EXERCISE BRIEF
Determine the number of lines in these entries that hold the word "colors". Give the number and nothing more.

## Begin

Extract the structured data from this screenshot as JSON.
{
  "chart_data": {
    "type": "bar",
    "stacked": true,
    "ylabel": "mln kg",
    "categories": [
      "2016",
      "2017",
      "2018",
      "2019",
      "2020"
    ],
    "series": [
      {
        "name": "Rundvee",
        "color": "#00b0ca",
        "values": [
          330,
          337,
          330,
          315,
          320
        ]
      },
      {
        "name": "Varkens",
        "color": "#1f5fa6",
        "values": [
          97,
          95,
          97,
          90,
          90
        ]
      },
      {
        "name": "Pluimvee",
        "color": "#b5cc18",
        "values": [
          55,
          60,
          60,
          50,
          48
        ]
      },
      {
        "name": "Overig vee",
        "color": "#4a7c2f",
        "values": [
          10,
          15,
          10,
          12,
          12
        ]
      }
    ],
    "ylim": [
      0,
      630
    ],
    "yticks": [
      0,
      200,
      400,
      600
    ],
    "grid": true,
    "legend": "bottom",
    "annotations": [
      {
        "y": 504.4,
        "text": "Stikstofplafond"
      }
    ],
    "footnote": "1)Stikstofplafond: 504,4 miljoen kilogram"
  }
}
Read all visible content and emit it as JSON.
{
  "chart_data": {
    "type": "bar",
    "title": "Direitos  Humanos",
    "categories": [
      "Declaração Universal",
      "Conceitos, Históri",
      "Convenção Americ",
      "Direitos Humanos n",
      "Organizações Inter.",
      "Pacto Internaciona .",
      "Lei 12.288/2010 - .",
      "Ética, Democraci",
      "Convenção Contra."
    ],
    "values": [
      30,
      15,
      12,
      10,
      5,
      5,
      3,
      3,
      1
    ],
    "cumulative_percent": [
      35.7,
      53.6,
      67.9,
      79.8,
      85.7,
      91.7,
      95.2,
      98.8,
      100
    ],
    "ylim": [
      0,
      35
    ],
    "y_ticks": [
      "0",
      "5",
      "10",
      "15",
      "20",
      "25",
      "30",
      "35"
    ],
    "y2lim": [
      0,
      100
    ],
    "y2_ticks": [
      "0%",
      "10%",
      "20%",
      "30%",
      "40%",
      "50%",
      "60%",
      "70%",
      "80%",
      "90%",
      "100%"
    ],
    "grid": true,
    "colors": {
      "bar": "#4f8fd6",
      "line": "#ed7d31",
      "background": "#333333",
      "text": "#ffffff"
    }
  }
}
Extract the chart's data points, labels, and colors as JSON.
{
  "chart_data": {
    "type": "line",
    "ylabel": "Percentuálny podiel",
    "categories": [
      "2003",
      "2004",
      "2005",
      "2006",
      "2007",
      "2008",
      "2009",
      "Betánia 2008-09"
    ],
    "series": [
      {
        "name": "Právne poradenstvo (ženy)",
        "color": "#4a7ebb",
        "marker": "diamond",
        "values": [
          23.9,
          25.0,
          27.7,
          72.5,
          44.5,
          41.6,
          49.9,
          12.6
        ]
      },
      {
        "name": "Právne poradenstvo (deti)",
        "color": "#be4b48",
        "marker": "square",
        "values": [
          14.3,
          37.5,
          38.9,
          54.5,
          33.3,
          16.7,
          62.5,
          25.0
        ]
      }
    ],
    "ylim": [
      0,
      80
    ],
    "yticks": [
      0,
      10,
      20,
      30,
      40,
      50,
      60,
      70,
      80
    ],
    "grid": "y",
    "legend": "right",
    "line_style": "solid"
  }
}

## End

THE OUTPUT
2